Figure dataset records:
☆ ☆ ☆

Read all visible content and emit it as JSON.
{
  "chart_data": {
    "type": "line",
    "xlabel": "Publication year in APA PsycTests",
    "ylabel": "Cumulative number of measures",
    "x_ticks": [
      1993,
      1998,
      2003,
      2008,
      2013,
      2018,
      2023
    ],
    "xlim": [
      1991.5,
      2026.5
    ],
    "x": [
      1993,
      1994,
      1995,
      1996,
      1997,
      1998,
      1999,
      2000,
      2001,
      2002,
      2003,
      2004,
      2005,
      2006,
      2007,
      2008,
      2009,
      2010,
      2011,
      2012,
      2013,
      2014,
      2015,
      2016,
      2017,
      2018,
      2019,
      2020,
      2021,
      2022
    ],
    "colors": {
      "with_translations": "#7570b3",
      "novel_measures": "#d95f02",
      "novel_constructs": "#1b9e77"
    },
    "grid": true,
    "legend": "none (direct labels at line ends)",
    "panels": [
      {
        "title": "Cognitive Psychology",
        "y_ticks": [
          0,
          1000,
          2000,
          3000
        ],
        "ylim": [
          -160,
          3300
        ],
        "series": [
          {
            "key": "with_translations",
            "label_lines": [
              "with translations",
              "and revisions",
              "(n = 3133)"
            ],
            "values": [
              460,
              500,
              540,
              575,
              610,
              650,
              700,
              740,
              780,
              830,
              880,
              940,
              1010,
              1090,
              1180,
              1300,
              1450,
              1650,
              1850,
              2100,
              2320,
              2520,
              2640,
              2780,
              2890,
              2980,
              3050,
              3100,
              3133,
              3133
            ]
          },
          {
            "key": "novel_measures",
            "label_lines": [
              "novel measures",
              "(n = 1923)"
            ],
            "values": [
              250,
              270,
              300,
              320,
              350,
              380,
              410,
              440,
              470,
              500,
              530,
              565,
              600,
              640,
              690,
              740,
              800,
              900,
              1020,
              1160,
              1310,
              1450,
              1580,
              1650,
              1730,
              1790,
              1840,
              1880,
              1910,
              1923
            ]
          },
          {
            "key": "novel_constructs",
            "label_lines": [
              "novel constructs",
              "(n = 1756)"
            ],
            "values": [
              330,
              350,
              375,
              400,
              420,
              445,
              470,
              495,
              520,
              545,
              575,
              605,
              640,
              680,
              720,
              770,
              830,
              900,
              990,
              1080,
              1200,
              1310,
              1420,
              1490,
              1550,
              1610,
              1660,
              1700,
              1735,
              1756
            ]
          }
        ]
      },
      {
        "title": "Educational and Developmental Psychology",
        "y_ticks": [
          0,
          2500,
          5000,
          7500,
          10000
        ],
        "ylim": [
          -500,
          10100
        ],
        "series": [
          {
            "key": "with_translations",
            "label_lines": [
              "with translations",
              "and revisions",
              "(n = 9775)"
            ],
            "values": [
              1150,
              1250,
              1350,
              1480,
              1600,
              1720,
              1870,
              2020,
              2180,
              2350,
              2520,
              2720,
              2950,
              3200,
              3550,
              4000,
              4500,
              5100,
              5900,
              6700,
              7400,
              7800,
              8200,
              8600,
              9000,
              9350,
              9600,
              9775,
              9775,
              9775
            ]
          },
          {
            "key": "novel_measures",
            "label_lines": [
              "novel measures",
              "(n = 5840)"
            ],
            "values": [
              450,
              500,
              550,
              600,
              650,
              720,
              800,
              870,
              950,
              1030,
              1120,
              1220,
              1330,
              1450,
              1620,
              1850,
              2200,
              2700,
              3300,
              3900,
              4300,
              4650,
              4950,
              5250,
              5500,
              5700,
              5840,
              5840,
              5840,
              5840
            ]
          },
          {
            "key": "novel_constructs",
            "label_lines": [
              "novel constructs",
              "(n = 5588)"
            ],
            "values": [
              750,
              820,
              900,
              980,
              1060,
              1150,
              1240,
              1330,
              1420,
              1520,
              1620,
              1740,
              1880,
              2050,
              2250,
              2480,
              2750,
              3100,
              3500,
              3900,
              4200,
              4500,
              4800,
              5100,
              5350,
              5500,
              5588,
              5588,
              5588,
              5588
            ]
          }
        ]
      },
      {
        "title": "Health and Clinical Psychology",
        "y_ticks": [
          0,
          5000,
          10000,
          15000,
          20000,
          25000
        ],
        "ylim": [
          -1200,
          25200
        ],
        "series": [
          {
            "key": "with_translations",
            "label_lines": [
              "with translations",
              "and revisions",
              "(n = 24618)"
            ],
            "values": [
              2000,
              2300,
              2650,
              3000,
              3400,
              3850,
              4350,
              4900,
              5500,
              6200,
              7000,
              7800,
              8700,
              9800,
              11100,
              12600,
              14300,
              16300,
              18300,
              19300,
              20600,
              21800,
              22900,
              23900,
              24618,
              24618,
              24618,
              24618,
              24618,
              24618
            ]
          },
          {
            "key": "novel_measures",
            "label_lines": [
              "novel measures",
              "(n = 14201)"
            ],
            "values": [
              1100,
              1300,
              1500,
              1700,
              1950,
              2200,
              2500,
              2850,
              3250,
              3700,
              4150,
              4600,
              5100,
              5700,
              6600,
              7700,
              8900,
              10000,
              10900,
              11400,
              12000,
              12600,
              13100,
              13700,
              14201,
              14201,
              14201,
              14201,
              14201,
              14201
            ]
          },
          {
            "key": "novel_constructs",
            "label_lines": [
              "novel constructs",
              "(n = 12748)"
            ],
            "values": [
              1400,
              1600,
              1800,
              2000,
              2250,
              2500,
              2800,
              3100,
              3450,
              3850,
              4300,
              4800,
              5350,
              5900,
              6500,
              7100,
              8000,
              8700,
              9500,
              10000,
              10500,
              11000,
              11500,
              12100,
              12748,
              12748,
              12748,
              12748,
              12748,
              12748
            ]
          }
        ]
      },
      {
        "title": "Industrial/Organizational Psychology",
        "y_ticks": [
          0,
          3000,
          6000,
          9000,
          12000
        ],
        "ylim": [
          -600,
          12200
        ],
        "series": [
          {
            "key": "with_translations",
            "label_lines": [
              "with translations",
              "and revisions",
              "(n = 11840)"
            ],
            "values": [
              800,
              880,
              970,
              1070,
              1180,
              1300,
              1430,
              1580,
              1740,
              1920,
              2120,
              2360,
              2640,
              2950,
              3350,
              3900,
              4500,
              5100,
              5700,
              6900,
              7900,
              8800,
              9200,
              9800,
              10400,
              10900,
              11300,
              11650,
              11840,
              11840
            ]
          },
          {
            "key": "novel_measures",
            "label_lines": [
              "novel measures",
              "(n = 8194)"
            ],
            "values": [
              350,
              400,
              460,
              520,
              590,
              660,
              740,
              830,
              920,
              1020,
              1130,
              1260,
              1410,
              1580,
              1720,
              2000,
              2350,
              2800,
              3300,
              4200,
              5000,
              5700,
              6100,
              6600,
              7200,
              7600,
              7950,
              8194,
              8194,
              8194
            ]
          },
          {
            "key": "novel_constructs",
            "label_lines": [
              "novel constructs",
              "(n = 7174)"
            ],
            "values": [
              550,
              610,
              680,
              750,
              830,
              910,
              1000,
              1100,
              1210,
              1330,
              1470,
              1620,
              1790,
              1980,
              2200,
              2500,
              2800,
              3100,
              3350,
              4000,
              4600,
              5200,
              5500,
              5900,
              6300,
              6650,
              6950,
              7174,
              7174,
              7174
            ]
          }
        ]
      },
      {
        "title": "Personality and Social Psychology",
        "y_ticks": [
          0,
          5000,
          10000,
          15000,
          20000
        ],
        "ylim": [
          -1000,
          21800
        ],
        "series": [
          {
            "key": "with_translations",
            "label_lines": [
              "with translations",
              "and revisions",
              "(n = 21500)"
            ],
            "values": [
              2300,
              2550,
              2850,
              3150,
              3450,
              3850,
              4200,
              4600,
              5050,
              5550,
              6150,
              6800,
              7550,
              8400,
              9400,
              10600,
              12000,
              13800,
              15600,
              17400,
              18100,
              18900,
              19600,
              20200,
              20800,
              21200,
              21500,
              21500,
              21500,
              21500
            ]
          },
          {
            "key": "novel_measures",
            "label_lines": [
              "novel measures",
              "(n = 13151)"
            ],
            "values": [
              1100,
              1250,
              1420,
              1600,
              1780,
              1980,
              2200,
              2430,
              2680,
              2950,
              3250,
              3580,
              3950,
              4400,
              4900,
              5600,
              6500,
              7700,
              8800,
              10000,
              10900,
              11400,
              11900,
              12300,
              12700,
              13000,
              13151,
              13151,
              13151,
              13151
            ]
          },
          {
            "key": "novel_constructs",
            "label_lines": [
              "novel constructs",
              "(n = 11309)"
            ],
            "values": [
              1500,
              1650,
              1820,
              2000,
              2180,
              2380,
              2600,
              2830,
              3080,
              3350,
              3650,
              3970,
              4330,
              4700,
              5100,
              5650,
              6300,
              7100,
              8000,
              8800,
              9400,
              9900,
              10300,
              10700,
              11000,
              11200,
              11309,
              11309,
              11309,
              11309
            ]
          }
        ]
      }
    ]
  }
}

☆ ☆ ☆

Exercise
Show all lines from the data above in which the word "title" appears.

Solution to this exercise
        "title": "Cognitive Psychology",
        "title": "Educational and Developmental Psychology",
        "title": "Health and Clinical Psychology",
        "title": "Industrial/Organizational Psychology",
        "title": "Personality and Social Psychology",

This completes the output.